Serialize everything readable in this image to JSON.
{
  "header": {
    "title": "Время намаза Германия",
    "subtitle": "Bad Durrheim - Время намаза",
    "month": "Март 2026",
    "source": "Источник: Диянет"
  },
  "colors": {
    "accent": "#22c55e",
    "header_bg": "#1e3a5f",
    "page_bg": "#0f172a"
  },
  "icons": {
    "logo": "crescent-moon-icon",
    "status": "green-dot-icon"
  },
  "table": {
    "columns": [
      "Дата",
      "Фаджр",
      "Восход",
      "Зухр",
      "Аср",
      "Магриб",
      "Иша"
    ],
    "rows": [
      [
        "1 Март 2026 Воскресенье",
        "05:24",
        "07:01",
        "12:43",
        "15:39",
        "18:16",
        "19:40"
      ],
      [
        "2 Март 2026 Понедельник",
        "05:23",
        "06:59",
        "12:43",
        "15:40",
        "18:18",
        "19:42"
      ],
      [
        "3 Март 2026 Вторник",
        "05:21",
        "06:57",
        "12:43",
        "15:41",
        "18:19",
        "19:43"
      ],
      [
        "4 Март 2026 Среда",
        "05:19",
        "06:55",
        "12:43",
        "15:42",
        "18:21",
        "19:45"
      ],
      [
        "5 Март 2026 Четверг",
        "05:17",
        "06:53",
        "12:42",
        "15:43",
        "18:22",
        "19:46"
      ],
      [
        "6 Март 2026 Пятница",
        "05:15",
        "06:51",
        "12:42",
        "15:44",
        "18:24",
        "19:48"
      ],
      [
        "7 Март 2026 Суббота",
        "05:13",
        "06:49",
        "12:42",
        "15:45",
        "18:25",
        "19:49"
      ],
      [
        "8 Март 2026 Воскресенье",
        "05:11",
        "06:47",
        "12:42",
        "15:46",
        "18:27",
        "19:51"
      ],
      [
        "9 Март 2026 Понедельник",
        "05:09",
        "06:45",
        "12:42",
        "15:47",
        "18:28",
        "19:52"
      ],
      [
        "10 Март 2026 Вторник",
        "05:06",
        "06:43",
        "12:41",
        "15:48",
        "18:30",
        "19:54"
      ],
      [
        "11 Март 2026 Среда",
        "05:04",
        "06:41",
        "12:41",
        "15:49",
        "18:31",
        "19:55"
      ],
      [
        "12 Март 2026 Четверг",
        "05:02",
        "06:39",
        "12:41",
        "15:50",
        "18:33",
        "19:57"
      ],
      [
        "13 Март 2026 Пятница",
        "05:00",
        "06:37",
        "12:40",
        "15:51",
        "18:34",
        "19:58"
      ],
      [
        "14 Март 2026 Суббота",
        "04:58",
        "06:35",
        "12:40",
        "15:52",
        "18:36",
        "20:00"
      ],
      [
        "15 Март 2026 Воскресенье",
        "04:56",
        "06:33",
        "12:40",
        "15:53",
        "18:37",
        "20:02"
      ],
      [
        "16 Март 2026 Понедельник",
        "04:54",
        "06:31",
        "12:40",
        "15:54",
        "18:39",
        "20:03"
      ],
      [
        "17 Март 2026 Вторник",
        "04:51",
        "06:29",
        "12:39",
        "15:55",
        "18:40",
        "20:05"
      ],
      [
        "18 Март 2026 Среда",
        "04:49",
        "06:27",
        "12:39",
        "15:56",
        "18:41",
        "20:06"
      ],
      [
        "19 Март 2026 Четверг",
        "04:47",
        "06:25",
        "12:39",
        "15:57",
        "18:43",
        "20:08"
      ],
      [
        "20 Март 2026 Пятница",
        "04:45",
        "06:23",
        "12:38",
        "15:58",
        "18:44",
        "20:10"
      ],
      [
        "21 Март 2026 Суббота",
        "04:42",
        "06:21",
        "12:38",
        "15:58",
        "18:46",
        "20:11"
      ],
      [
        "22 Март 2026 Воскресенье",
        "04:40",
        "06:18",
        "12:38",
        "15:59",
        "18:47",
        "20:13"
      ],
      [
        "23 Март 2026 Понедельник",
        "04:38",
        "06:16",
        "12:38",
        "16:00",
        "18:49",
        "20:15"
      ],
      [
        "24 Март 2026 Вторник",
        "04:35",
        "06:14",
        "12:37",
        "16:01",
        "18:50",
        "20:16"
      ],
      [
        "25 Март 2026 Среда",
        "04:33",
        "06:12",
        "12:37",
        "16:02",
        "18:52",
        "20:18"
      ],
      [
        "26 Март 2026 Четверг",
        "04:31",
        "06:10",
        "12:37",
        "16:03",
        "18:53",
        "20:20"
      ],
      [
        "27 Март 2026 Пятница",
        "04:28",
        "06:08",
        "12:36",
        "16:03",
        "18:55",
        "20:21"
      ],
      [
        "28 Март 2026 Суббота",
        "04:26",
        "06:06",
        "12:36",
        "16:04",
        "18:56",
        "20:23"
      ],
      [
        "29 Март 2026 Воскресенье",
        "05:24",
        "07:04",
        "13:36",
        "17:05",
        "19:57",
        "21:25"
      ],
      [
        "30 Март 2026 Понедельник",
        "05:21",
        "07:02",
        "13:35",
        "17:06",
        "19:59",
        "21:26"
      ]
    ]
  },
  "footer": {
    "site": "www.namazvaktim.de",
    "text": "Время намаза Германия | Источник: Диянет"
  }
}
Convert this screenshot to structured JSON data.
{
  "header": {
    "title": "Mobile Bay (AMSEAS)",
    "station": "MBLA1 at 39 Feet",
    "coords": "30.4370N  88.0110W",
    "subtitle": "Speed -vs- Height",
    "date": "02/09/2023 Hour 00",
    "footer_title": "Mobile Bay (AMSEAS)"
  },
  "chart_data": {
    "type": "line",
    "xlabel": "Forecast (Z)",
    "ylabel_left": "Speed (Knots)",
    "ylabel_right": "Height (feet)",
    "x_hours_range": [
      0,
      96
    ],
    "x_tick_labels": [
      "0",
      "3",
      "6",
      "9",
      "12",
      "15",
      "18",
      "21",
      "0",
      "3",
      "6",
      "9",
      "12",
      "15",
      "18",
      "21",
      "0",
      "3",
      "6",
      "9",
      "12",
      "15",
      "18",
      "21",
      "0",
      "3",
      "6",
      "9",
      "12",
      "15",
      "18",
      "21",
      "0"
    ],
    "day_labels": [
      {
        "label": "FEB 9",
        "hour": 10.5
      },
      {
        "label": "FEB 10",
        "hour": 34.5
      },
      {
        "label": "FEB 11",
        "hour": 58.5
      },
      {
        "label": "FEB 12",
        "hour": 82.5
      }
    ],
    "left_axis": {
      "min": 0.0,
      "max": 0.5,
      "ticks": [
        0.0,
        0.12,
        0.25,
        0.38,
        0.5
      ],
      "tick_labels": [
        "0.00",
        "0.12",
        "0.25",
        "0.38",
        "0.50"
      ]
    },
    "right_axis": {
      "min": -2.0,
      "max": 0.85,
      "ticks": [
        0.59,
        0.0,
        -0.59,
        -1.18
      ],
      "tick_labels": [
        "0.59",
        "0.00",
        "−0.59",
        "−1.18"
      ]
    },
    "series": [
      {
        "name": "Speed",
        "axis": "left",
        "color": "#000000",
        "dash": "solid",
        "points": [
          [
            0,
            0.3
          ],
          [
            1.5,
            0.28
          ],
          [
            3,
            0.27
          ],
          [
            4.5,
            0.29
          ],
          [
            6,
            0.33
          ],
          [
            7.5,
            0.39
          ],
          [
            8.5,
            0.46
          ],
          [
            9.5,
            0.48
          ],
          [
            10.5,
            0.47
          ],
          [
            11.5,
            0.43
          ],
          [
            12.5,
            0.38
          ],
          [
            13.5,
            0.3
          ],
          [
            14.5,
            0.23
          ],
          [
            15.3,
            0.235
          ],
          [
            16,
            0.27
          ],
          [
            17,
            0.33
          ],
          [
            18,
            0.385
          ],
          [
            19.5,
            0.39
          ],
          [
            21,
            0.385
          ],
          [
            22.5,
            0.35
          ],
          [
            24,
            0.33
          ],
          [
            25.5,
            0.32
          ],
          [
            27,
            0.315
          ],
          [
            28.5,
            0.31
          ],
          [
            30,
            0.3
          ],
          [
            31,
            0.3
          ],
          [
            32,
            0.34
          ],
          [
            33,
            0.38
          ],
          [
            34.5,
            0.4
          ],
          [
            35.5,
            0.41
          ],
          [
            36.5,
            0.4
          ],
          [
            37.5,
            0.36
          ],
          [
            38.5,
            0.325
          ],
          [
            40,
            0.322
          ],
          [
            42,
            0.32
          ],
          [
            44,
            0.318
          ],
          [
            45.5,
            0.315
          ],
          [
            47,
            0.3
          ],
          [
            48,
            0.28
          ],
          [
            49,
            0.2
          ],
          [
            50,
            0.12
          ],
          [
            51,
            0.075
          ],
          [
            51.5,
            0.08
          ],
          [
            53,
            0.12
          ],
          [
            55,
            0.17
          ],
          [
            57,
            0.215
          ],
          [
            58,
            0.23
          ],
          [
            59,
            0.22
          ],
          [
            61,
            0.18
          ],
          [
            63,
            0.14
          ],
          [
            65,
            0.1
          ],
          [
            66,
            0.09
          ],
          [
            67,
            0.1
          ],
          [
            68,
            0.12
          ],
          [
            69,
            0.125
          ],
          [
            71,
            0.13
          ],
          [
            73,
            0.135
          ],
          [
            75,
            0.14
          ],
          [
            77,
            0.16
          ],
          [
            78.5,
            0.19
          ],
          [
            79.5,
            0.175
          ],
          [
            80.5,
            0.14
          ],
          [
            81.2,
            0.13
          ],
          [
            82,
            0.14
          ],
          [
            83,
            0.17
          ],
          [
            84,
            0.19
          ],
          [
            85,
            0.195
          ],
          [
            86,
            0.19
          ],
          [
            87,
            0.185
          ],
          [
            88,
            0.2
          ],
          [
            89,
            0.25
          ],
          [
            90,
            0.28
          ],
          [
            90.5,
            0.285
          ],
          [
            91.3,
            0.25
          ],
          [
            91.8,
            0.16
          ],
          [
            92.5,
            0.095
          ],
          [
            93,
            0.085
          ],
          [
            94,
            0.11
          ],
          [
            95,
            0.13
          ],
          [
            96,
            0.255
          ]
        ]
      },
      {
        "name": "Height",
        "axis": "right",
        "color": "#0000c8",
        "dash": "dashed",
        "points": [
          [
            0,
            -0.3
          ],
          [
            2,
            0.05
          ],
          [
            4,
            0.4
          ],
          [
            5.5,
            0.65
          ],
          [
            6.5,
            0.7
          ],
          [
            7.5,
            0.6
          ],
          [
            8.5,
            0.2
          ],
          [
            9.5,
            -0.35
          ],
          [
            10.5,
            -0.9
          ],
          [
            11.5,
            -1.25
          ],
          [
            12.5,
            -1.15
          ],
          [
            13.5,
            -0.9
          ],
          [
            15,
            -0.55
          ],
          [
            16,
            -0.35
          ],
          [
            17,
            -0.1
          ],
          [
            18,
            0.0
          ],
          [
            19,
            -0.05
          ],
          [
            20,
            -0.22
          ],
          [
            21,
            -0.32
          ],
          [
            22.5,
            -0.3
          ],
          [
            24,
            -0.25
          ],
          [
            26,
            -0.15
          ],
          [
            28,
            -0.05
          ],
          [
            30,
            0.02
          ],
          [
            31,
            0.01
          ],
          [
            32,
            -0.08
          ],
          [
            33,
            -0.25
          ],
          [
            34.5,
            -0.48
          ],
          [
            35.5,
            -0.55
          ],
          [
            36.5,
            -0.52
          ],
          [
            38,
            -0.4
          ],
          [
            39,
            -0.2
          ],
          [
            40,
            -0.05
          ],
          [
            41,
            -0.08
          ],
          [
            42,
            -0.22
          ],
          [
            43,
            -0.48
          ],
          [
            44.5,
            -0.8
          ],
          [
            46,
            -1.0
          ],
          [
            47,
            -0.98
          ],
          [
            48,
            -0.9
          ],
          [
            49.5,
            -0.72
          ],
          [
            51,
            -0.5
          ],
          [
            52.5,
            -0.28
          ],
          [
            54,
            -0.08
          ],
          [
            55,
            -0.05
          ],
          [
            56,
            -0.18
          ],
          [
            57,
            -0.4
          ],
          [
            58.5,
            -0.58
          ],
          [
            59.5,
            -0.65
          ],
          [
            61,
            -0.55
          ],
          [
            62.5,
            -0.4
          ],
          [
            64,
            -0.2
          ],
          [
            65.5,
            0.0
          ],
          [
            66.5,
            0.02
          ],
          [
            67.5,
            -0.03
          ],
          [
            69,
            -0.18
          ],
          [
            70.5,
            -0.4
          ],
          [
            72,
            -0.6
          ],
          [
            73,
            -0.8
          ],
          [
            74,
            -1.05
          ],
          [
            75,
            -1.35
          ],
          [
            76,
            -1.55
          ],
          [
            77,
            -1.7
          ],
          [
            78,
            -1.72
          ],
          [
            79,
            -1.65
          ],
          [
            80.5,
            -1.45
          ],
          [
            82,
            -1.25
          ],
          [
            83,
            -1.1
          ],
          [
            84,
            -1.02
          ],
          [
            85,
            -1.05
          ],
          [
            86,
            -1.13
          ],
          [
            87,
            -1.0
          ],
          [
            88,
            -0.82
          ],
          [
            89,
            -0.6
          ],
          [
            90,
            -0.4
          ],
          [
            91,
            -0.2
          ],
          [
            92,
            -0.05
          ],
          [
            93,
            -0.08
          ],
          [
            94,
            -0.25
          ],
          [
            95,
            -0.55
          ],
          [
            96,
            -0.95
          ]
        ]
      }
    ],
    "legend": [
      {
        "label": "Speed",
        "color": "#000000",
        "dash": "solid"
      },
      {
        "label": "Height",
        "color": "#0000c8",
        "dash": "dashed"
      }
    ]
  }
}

++++++++++

▶ [What this task involves] Track down all lines above with the string "Пятница" and copy them.

▶ [Result for this exercise]
        "6 Март 2026 Пятница",
        "13 Март 2026 Пятница",
        "20 Март 2026 Пятница",
        "27 Март 2026 Пятница",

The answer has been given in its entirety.